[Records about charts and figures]
━━━━━━━━━━━━━━━━━━━━

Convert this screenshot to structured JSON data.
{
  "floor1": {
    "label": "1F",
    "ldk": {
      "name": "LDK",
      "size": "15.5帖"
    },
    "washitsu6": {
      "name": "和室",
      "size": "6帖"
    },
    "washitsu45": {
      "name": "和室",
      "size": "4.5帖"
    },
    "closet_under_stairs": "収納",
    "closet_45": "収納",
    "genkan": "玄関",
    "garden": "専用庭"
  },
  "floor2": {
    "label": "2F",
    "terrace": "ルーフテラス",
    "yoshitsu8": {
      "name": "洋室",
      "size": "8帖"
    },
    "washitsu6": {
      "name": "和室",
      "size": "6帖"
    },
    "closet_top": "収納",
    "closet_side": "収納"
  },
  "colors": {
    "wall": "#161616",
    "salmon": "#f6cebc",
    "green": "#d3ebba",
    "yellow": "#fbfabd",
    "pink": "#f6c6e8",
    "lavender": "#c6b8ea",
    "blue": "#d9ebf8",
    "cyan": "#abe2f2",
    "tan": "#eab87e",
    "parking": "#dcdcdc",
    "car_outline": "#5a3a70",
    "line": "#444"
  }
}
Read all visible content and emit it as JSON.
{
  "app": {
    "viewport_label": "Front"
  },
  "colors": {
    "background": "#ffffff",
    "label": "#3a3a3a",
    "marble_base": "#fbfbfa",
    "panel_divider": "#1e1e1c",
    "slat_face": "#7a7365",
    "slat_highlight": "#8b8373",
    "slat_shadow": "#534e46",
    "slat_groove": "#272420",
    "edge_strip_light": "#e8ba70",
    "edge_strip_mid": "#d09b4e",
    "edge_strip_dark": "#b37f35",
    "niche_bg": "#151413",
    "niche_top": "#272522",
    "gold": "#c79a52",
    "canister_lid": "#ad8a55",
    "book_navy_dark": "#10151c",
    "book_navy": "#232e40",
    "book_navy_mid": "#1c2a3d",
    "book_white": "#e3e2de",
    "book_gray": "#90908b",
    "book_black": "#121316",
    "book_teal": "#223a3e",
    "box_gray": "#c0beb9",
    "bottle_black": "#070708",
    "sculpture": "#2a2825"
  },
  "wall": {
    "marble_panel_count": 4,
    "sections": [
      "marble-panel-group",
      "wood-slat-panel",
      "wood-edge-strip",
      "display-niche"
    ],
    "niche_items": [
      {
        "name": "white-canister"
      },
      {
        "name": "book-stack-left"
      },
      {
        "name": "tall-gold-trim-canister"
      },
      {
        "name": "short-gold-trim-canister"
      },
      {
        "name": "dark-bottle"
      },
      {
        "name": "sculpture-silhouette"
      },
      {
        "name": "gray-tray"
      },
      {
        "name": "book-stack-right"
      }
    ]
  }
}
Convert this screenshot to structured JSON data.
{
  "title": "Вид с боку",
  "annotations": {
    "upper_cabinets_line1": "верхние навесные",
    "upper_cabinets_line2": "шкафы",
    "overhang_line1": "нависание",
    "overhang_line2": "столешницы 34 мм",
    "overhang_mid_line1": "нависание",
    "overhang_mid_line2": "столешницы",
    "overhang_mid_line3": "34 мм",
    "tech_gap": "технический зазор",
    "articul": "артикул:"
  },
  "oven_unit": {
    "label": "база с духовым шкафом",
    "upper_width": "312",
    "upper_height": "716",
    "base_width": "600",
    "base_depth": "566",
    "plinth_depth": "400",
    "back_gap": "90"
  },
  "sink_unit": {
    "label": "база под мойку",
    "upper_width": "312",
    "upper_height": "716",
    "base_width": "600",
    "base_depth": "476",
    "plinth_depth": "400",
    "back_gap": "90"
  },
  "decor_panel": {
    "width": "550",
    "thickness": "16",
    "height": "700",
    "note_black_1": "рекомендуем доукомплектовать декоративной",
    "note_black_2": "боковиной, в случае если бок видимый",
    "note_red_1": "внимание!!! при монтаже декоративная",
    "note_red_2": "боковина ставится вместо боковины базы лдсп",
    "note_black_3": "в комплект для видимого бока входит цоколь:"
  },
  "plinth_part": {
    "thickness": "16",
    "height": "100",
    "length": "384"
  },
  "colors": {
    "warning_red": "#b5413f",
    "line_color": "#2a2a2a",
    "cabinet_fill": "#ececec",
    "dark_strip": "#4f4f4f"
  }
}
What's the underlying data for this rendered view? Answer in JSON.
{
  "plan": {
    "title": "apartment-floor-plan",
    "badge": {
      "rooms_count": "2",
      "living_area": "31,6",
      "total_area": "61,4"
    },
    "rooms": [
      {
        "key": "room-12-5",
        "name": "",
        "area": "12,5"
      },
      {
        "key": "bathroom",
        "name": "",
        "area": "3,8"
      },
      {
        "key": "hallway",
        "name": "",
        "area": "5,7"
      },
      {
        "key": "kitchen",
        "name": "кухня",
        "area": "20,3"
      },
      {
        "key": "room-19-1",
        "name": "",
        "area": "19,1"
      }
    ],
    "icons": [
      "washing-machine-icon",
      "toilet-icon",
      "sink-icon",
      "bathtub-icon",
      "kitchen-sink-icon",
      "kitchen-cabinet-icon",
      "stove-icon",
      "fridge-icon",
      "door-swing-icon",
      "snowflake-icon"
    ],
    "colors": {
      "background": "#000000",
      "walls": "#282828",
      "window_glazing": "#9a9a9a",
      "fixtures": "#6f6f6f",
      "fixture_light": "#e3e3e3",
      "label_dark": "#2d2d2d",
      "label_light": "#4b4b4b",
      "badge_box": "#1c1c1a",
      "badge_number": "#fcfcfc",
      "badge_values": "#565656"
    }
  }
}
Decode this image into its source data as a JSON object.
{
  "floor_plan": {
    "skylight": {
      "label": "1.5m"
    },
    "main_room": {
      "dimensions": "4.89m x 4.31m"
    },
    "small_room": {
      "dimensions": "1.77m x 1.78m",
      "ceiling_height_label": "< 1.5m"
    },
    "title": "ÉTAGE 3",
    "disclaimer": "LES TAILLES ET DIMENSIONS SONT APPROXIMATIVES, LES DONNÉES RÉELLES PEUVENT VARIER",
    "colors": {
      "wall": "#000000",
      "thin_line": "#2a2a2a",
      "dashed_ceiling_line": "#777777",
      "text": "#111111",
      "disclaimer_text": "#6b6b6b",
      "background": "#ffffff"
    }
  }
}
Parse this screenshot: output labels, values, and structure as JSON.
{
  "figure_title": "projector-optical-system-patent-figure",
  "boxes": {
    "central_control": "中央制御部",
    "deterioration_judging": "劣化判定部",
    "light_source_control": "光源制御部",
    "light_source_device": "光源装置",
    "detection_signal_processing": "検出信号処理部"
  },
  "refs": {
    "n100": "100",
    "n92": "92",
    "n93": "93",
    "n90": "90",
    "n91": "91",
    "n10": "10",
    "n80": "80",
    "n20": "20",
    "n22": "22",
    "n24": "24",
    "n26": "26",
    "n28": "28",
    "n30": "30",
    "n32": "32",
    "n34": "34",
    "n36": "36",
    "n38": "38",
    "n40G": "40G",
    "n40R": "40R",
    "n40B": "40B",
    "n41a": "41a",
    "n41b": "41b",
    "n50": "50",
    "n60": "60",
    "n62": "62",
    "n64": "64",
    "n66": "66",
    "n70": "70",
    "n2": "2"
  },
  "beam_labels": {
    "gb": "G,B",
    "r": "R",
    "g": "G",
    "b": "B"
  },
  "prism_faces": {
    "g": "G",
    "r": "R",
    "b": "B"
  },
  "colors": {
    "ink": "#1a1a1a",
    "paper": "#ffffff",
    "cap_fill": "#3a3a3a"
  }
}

━━━━━━━━━━━━━━━━━━━━

*DIRECTION*. Output every entry shown above, exactly.

*OUTPUT FOR THIS TASK*.
Convert this screenshot to structured JSON data.
{
  "floor1": {
    "label": "1F",
    "ldk": {
      "name": "LDK",
      "size": "15.5帖"
    },
    "washitsu6": {
      "name": "和室",
      "size": "6帖"
    },
    "washitsu45": {
      "name": "和室",
      "size": "4.5帖"
    },
    "closet_under_stairs": "収納",
    "closet_45": "収納",
    "genkan": "玄関",
    "garden": "専用庭"
  },
  "floor2": {
    "label": "2F",
    "terrace": "ルーフテラス",
    "yoshitsu8": {
      "name": "洋室",
      "size": "8帖"
    },
    "washitsu6": {
      "name": "和室",
      "size": "6帖"
    },
    "closet_top": "収納",
    "closet_side": "収納"
  },
  "colors": {
    "wall": "#161616",
    "salmon": "#f6cebc",
    "green": "#d3ebba",
    "yellow": "#fbfabd",
    "pink": "#f6c6e8",
    "lavender": "#c6b8ea",
    "blue": "#d9ebf8",
    "cyan": "#abe2f2",
    "tan": "#eab87e",
    "parking": "#dcdcdc",
    "car_outline": "#5a3a70",
    "line": "#444"
  }
}
Read all visible content and emit it as JSON.
{
  "app": {
    "viewport_label": "Front"
  },
  "colors": {
    "background": "#ffffff",
    "label": "#3a3a3a",
    "marble_base": "#fbfbfa",
    "panel_divider": "#1e1e1c",
    "slat_face": "#7a7365",
    "slat_highlight": "#8b8373",
    "slat_shadow": "#534e46",
    "slat_groove": "#272420",
    "edge_strip_light": "#e8ba70",
    "edge_strip_mid": "#d09b4e",
    "edge_strip_dark": "#b37f35",
    "niche_bg": "#151413",
    "niche_top": "#272522",
    "gold": "#c79a52",
    "canister_lid": "#ad8a55",
    "book_navy_dark": "#10151c",
    "book_navy": "#232e40",
    "book_navy_mid": "#1c2a3d",
    "book_white": "#e3e2de",
    "book_gray": "#90908b",
    "book_black": "#121316",
    "book_teal": "#223a3e",
    "box_gray": "#c0beb9",
    "bottle_black": "#070708",
    "sculpture": "#2a2825"
  },
  "wall": {
    "marble_panel_count": 4,
    "sections": [
      "marble-panel-group",
      "wood-slat-panel",
      "wood-edge-strip",
      "display-niche"
    ],
    "niche_items": [
      {
        "name": "white-canister"
      },
      {
        "name": "book-stack-left"
      },
      {
        "name": "tall-gold-trim-canister"
      },
      {
        "name": "short-gold-trim-canister"
      },
      {
        "name": "dark-bottle"
      },
      {
        "name": "sculpture-silhouette"
      },
      {
        "name": "gray-tray"
      },
      {
        "name": "book-stack-right"
      }
    ]
  }
}
Convert this screenshot to structured JSON data.
{
  "title": "Вид с боку",
  "annotations": {
    "upper_cabinets_line1": "верхние навесные",
    "upper_cabinets_line2": "шкафы",
    "overhang_line1": "нависание",
    "overhang_line2": "столешницы 34 мм",
    "overhang_mid_line1": "нависание",
    "overhang_mid_line2": "столешницы",
    "overhang_mid_line3": "34 мм",
    "tech_gap": "технический зазор",
    "articul": "артикул:"
  },
  "oven_unit": {
    "label": "база с духовым шкафом",
    "upper_width": "312",
    "upper_height": "716",
    "base_width": "600",
    "base_depth": "566",
    "plinth_depth": "400",
    "back_gap": "90"
  },
  "sink_unit": {
    "label": "база под мойку",
    "upper_width": "312",
    "upper_height": "716",
    "base_width": "600",
    "base_depth": "476",
    "plinth_depth": "400",
    "back_gap": "90"
  },
  "decor_panel": {
    "width": "550",
    "thickness": "16",
    "height": "700",
    "note_black_1": "рекомендуем доукомплектовать декоративной",
    "note_black_2": "боковиной, в случае если бок видимый",
    "note_red_1": "внимание!!! при монтаже декоративная",
    "note_red_2": "боковина ставится вместо боковины базы лдсп",
    "note_black_3": "в комплект для видимого бока входит цоколь:"
  },
  "plinth_part": {
    "thickness": "16",
    "height": "100",
    "length": "384"
  },
  "colors": {
    "warning_red": "#b5413f",
    "line_color": "#2a2a2a",
    "cabinet_fill": "#ececec",
    "dark_strip": "#4f4f4f"
  }
}
What's the underlying data for this rendered view? Answer in JSON.
{
  "plan": {
    "title": "apartment-floor-plan",
    "badge": {
      "rooms_count": "2",
      "living_area": "31,6",
      "total_area": "61,4"
    },
    "rooms": [
      {
        "key": "room-12-5",
        "name": "",
        "area": "12,5"
      },
      {
        "key": "bathroom",
        "name": "",
        "area": "3,8"
      },
      {
        "key": "hallway",
        "name": "",
        "area": "5,7"
      },
      {
        "key": "kitchen",
        "name": "кухня",
        "area": "20,3"
      },
      {
        "key": "room-19-1",
        "name": "",
        "area": "19,1"
      }
    ],
    "icons": [
      "washing-machine-icon",
      "toilet-icon",
      "sink-icon",
      "bathtub-icon",
      "kitchen-sink-icon",
      "kitchen-cabinet-icon",
      "stove-icon",
      "fridge-icon",
      "door-swing-icon",
      "snowflake-icon"
    ],
    "colors": {
      "background": "#000000",
      "walls": "#282828",
      "window_glazing": "#9a9a9a",
      "fixtures": "#6f6f6f",
      "fixture_light": "#e3e3e3",
      "label_dark": "#2d2d2d",
      "label_light": "#4b4b4b",
      "badge_box": "#1c1c1a",
      "badge_number": "#fcfcfc",
      "badge_values": "#565656"
    }
  }
}
Decode this image into its source data as a JSON object.
{
  "floor_plan": {
    "skylight": {
      "label": "1.5m"
    },
    "main_room": {
      "dimensions": "4.89m x 4.31m"
    },
    "small_room": {
      "dimensions": "1.77m x 1.78m",
      "ceiling_height_label": "< 1.5m"
    },
    "title": "ÉTAGE 3",
    "disclaimer": "LES TAILLES ET DIMENSIONS SONT APPROXIMATIVES, LES DONNÉES RÉELLES PEUVENT VARIER",
    "colors": {
      "wall": "#000000",
      "thin_line": "#2a2a2a",
      "dashed_ceiling_line": "#777777",
      "text": "#111111",
      "disclaimer_text": "#6b6b6b",
      "background": "#ffffff"
    }
  }
}
Parse this screenshot: output labels, values, and structure as JSON.
{
  "figure_title": "projector-optical-system-patent-figure",
  "boxes": {
    "central_control": "中央制御部",
    "deterioration_judging": "劣化判定部",
    "light_source_control": "光源制御部",
    "light_source_device": "光源装置",
    "detection_signal_processing": "検出信号処理部"
  },
  "refs": {
    "n100": "100",
    "n92": "92",
    "n93": "93",
    "n90": "90",
    "n91": "91",
    "n10": "10",
    "n80": "80",
    "n20": "20",
    "n22": "22",
    "n24": "24",
    "n26": "26",
    "n28": "28",
    "n30": "30",
    "n32": "32",
    "n34": "34",
    "n36": "36",
    "n38": "38",
    "n40G": "40G",
    "n40R": "40R",
    "n40B": "40B",
    "n41a": "41a",
    "n41b": "41b",
    "n50": "50",
    "n60": "60",
    "n62": "62",
    "n64": "64",
    "n66": "66",
    "n70": "70",
    "n2": "2"
  },
  "beam_labels": {
    "gb": "G,B",
    "r": "R",
    "g": "G",
    "b": "B"
  },
  "prism_faces": {
    "g": "G",
    "r": "R",
    "b": "B"
  },
  "colors": {
    "ink": "#1a1a1a",
    "paper": "#ffffff",
    "cap_fill": "#3a3a3a"
  }
}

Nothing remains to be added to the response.